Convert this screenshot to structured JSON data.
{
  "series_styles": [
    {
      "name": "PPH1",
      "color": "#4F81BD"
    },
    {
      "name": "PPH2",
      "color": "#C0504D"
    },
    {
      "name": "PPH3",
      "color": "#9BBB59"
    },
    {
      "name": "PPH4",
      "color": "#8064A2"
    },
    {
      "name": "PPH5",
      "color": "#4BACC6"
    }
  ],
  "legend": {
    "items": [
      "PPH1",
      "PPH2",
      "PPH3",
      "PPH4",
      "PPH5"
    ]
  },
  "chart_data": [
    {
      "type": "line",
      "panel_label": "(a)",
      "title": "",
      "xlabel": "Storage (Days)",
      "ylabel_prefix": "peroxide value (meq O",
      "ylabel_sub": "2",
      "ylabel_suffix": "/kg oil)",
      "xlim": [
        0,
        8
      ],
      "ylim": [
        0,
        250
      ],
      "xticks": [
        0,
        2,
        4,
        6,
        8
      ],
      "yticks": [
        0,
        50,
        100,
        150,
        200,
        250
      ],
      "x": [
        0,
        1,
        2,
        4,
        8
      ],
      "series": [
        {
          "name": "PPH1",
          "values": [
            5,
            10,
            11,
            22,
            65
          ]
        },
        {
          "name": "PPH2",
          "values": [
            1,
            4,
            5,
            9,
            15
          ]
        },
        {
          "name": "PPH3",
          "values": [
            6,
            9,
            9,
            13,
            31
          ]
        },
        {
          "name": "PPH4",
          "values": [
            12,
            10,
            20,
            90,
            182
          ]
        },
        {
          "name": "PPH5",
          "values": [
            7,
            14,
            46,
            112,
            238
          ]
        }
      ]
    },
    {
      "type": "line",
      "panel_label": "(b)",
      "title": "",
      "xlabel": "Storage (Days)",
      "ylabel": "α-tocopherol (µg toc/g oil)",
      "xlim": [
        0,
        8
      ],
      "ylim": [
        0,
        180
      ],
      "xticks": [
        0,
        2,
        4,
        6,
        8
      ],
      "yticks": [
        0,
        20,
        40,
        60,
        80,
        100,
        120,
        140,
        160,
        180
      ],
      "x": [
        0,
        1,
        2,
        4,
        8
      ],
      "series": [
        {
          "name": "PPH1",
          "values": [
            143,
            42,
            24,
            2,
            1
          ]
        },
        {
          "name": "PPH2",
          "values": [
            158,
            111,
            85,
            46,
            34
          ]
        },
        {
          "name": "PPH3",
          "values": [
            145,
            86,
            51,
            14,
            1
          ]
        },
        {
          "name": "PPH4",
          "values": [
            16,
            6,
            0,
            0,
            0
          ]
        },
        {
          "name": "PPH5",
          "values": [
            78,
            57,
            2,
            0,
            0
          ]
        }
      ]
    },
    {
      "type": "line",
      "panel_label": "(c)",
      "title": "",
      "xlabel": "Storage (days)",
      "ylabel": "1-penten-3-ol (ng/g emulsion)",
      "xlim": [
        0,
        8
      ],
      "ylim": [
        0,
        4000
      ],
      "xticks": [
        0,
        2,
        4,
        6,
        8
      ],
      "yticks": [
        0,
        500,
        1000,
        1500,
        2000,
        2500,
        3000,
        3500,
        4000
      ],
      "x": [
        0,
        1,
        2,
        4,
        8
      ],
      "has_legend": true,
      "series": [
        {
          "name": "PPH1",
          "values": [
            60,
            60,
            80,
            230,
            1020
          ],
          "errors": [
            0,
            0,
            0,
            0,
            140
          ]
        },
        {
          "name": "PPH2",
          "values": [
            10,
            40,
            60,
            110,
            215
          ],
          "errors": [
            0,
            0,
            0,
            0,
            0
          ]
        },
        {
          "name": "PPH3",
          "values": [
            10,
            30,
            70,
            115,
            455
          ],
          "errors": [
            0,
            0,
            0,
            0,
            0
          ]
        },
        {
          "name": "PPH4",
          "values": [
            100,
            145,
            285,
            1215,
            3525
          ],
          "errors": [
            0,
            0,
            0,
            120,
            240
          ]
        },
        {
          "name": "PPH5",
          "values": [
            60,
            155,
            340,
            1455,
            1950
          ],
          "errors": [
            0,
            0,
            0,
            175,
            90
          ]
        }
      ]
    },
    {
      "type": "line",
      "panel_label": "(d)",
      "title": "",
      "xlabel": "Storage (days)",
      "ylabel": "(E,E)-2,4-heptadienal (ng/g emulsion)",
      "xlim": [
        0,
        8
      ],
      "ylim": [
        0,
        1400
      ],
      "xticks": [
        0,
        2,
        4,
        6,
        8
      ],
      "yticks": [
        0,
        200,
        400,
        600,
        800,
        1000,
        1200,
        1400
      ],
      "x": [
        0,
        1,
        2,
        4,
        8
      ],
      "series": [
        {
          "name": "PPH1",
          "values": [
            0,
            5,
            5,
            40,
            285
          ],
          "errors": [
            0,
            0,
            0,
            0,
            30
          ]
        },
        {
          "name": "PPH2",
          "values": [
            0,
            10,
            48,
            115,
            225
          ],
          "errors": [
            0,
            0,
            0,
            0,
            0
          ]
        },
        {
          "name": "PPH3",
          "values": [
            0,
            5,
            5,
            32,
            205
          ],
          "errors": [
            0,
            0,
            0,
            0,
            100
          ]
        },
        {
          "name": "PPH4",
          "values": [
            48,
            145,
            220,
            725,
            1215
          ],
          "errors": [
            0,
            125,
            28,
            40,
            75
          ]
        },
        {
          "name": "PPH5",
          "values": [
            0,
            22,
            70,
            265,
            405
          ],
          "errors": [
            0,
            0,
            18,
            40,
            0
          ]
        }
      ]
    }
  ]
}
⁂
• **Goal of the exercise**: Each record above must be given again exactly.

• **Response to this exercise**:
Convert this screenshot to structured JSON data.
{
  "series_styles": [
    {
      "name": "PPH1",
      "color": "#4F81BD"
    },
    {
      "name": "PPH2",
      "color": "#C0504D"
    },
    {
      "name": "PPH3",
      "color": "#9BBB59"
    },
    {
      "name": "PPH4",
      "color": "#8064A2"
    },
    {
      "name": "PPH5",
      "color": "#4BACC6"
    }
  ],
  "legend": {
    "items": [
      "PPH1",
      "PPH2",
      "PPH3",
      "PPH4",
      "PPH5"
    ]
  },
  "chart_data": [
    {
      "type": "line",
      "panel_label": "(a)",
      "title": "",
      "xlabel": "Storage (Days)",
      "ylabel_prefix": "peroxide value (meq O",
      "ylabel_sub": "2",
      "ylabel_suffix": "/kg oil)",
      "xlim": [
        0,
        8
      ],
      "ylim": [
        0,
        250
      ],
      "xticks": [
        0,
        2,
        4,
        6,
        8
      ],
      "yticks": [
        0,
        50,
        100,
        150,
        200,
        250
      ],
      "x": [
        0,
        1,
        2,
        4,
        8
      ],
      "series": [
        {
          "name": "PPH1",
          "values": [
            5,
            10,
            11,
            22,
            65
          ]
        },
        {
          "name": "PPH2",
          "values": [
            1,
            4,
            5,
            9,
            15
          ]
        },
        {
          "name": "PPH3",
          "values": [
            6,
            9,
            9,
            13,
            31
          ]
        },
        {
          "name": "PPH4",
          "values": [
            12,
            10,
            20,
            90,
            182
          ]
        },
        {
          "name": "PPH5",
          "values": [
            7,
            14,
            46,
            112,
            238
          ]
        }
      ]
    },
    {
      "type": "line",
      "panel_label": "(b)",
      "title": "",
      "xlabel": "Storage (Days)",
      "ylabel": "α-tocopherol (µg toc/g oil)",
      "xlim": [
        0,
        8
      ],
      "ylim": [
        0,
        180
      ],
      "xticks": [
        0,
        2,
        4,
        6,
        8
      ],
      "yticks": [
        0,
        20,
        40,
        60,
        80,
        100,
        120,
        140,
        160,
        180
      ],
      "x": [
        0,
        1,
        2,
        4,
        8
      ],
      "series": [
        {
          "name": "PPH1",
          "values": [
            143,
            42,
            24,
            2,
            1
          ]
        },
        {
          "name": "PPH2",
          "values": [
            158,
            111,
            85,
            46,
            34
          ]
        },
        {
          "name": "PPH3",
          "values": [
            145,
            86,
            51,
            14,
            1
          ]
        },
        {
          "name": "PPH4",
          "values": [
            16,
            6,
            0,
            0,
            0
          ]
        },
        {
          "name": "PPH5",
          "values": [
            78,
            57,
            2,
            0,
            0
          ]
        }
      ]
    },
    {
      "type": "line",
      "panel_label": "(c)",
      "title": "",
      "xlabel": "Storage (days)",
      "ylabel": "1-penten-3-ol (ng/g emulsion)",
      "xlim": [
        0,
        8
      ],
      "ylim": [
        0,
        4000
      ],
      "xticks": [
        0,
        2,
        4,
        6,
        8
      ],
      "yticks": [
        0,
        500,
        1000,
        1500,
        2000,
        2500,
        3000,
        3500,
        4000
      ],
      "x": [
        0,
        1,
        2,
        4,
        8
      ],
      "has_legend": true,
      "series": [
        {
          "name": "PPH1",
          "values": [
            60,
            60,
            80,
            230,
            1020
          ],
          "errors": [
            0,
            0,
            0,
            0,
            140
          ]
        },
        {
          "name": "PPH2",
          "values": [
            10,
            40,
            60,
            110,
            215
          ],
          "errors": [
            0,
            0,
            0,
            0,
            0
          ]
        },
        {
          "name": "PPH3",
          "values": [
            10,
            30,
            70,
            115,
            455
          ],
          "errors": [
            0,
            0,
            0,
            0,
            0
          ]
        },
        {
          "name": "PPH4",
          "values": [
            100,
            145,
            285,
            1215,
            3525
          ],
          "errors": [
            0,
            0,
            0,
            120,
            240
          ]
        },
        {
          "name": "PPH5",
          "values": [
            60,
            155,
            340,
            1455,
            1950
          ],
          "errors": [
            0,
            0,
            0,
            175,
            90
          ]
        }
      ]
    },
    {
      "type": "line",
      "panel_label": "(d)",
      "title": "",
      "xlabel": "Storage (days)",
      "ylabel": "(E,E)-2,4-heptadienal (ng/g emulsion)",
      "xlim": [
        0,
        8
      ],
      "ylim": [
        0,
        1400
      ],
      "xticks": [
        0,
        2,
        4,
        6,
        8
      ],
      "yticks": [
        0,
        200,
        400,
        600,
        800,
        1000,
        1200,
        1400
      ],
      "x": [
        0,
        1,
        2,
        4,
        8
      ],
      "series": [
        {
          "name": "PPH1",
          "values": [
            0,
            5,
            5,
            40,
            285
          ],
          "errors": [
            0,
            0,
            0,
            0,
            30
          ]
        },
        {
          "name": "PPH2",
          "values": [
            0,
            10,
            48,
            115,
            225
          ],
          "errors": [
            0,
            0,
            0,
            0,
            0
          ]
        },
        {
          "name": "PPH3",
          "values": [
            0,
            5,
            5,
            32,
            205
          ],
          "errors": [
            0,
            0,
            0,
            0,
            100
          ]
        },
        {
          "name": "PPH4",
          "values": [
            48,
            145,
            220,
            725,
            1215
          ],
          "errors": [
            0,
            125,
            28,
            40,
            75
          ]
        },
        {
          "name": "PPH5",
          "values": [
            0,
            22,
            70,
            265,
            405
          ],
          "errors": [
            0,
            0,
            18,
            40,
            0
          ]
        }
      ]
    }
  ]
}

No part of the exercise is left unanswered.